#### THE PROBLEM
Using the listing beneath this task, count the lines with the word "based" and write only the result.

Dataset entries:
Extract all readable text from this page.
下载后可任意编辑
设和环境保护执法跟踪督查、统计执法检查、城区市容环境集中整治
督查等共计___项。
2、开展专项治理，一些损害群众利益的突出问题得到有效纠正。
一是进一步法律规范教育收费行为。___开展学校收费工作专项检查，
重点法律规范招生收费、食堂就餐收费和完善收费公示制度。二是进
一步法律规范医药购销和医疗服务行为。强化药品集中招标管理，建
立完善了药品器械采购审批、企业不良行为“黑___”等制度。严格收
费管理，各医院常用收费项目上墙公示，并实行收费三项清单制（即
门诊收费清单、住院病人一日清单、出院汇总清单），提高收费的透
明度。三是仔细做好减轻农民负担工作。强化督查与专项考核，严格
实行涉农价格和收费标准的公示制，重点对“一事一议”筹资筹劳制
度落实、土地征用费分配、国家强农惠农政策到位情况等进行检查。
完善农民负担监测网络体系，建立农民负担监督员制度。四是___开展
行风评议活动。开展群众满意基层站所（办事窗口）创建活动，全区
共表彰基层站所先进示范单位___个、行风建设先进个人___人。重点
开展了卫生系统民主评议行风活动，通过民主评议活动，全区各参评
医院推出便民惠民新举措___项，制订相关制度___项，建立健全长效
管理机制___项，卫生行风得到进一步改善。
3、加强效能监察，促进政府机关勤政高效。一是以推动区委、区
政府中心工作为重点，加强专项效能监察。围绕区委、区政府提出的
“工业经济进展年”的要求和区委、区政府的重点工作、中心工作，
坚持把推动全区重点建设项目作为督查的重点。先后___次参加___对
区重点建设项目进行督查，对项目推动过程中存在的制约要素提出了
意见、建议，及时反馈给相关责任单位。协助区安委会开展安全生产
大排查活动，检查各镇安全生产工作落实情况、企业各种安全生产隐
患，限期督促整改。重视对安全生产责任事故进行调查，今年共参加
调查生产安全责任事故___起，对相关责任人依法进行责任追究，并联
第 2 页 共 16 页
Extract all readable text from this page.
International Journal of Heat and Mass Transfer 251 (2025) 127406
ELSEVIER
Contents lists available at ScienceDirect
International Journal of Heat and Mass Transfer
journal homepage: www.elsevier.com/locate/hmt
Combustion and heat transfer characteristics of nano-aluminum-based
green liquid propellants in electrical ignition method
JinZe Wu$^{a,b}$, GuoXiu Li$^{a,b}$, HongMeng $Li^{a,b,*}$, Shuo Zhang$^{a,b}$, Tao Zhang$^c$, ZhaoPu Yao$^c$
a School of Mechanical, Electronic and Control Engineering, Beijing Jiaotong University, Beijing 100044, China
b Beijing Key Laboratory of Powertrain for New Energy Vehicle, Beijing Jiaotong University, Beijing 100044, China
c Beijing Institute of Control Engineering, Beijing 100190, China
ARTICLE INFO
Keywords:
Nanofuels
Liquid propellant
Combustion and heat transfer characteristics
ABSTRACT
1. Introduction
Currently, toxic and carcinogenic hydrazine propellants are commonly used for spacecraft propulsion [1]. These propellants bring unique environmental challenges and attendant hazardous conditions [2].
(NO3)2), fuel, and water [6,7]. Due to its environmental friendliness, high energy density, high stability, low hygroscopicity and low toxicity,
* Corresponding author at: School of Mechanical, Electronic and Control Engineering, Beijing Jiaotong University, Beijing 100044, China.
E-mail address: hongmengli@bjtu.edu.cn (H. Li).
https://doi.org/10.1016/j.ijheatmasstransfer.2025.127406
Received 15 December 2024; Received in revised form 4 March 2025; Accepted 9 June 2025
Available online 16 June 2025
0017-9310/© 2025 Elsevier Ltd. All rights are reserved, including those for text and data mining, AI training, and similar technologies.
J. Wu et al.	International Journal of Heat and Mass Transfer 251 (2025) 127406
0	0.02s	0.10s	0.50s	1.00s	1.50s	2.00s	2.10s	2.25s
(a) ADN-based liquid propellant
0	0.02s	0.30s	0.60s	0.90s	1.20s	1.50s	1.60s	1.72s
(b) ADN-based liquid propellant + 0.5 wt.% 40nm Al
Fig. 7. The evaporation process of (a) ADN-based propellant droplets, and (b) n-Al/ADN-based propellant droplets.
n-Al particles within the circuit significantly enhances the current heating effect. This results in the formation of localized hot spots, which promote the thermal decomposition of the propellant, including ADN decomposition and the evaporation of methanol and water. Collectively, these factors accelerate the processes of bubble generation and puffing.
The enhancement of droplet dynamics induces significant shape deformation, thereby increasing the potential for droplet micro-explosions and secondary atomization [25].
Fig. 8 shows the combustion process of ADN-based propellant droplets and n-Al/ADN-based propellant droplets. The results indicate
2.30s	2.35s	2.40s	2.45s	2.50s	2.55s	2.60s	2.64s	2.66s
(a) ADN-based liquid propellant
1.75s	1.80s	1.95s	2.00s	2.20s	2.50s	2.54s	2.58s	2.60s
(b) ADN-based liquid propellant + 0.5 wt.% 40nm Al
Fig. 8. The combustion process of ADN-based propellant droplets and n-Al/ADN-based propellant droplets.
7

#### RESULT
8